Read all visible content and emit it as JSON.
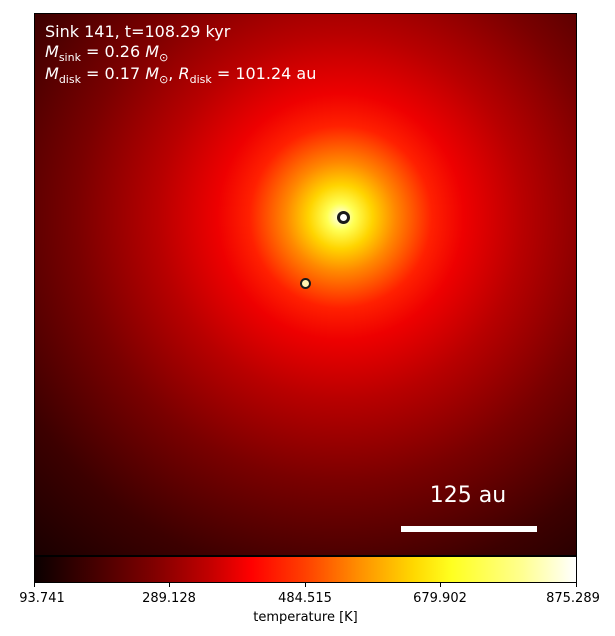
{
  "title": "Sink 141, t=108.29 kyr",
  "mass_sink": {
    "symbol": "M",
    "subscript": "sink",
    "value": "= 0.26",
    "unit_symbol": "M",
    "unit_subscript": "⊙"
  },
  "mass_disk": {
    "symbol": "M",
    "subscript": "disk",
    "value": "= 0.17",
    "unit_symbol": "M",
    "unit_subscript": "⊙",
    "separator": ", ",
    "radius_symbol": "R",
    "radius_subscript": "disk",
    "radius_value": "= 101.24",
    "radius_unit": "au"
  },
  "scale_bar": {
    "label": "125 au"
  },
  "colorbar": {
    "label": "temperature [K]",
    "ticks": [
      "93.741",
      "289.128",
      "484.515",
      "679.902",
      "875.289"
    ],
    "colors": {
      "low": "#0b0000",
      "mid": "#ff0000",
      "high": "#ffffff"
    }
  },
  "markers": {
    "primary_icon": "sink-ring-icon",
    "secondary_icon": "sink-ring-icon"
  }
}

○ ○ ○ ○

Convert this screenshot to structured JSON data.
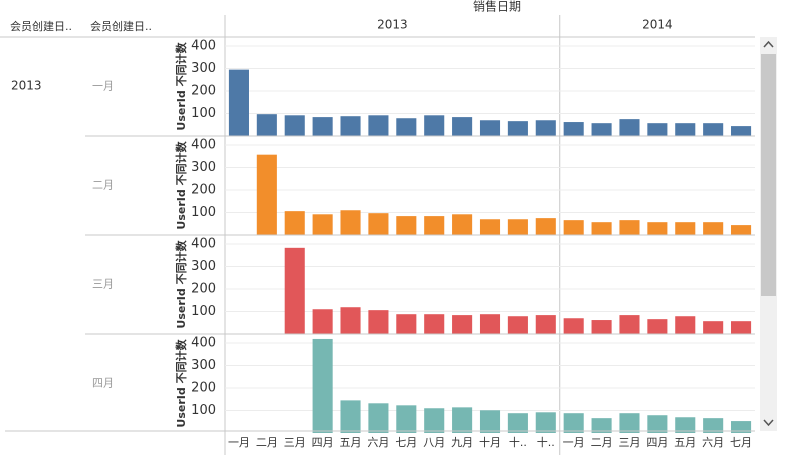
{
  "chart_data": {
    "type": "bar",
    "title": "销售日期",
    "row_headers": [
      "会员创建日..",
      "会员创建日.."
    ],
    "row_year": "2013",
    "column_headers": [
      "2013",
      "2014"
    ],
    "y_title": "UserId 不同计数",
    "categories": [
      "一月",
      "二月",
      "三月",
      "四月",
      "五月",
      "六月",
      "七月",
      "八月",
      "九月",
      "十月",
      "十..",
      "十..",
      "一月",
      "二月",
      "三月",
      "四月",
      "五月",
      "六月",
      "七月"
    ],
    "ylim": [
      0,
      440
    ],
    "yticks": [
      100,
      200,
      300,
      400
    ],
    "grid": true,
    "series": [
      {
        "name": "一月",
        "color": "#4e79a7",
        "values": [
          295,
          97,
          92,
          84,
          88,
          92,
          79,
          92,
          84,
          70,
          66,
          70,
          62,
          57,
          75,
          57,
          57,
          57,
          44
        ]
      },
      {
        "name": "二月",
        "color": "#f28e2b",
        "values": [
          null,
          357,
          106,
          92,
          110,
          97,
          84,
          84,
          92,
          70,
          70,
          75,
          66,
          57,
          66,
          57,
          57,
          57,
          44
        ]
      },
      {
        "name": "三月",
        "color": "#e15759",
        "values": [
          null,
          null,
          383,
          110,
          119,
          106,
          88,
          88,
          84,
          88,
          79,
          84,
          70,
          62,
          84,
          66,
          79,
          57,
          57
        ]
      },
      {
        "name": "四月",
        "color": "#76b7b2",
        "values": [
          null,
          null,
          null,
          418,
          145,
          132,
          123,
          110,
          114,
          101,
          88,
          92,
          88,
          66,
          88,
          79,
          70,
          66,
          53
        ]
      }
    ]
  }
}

○ ○ ○ ○

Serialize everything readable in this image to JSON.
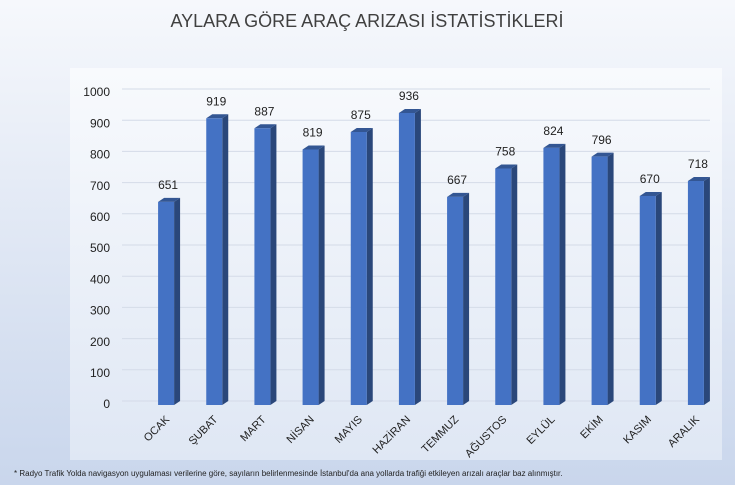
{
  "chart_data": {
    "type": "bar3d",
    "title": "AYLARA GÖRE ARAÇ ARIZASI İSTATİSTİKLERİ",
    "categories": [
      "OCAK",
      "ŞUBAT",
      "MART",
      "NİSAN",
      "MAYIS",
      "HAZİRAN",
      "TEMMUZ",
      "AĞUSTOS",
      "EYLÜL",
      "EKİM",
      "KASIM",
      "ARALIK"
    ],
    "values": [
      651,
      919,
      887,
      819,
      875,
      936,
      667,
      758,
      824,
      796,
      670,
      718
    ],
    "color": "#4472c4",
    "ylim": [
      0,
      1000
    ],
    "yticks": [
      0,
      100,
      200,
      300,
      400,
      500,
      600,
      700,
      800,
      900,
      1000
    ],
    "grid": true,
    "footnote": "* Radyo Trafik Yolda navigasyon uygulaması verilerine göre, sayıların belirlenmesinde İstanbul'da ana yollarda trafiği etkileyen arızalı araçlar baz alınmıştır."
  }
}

○ ○ ○ ○

> _WRITTEN EXERCISE_
Return each line in the records that holds the string "JSON".

> _FULL RESPONSE_
Read all visible content and emit it as JSON.
Convert this screenshot to structured JSON data.
Serialize everything readable in this image to JSON.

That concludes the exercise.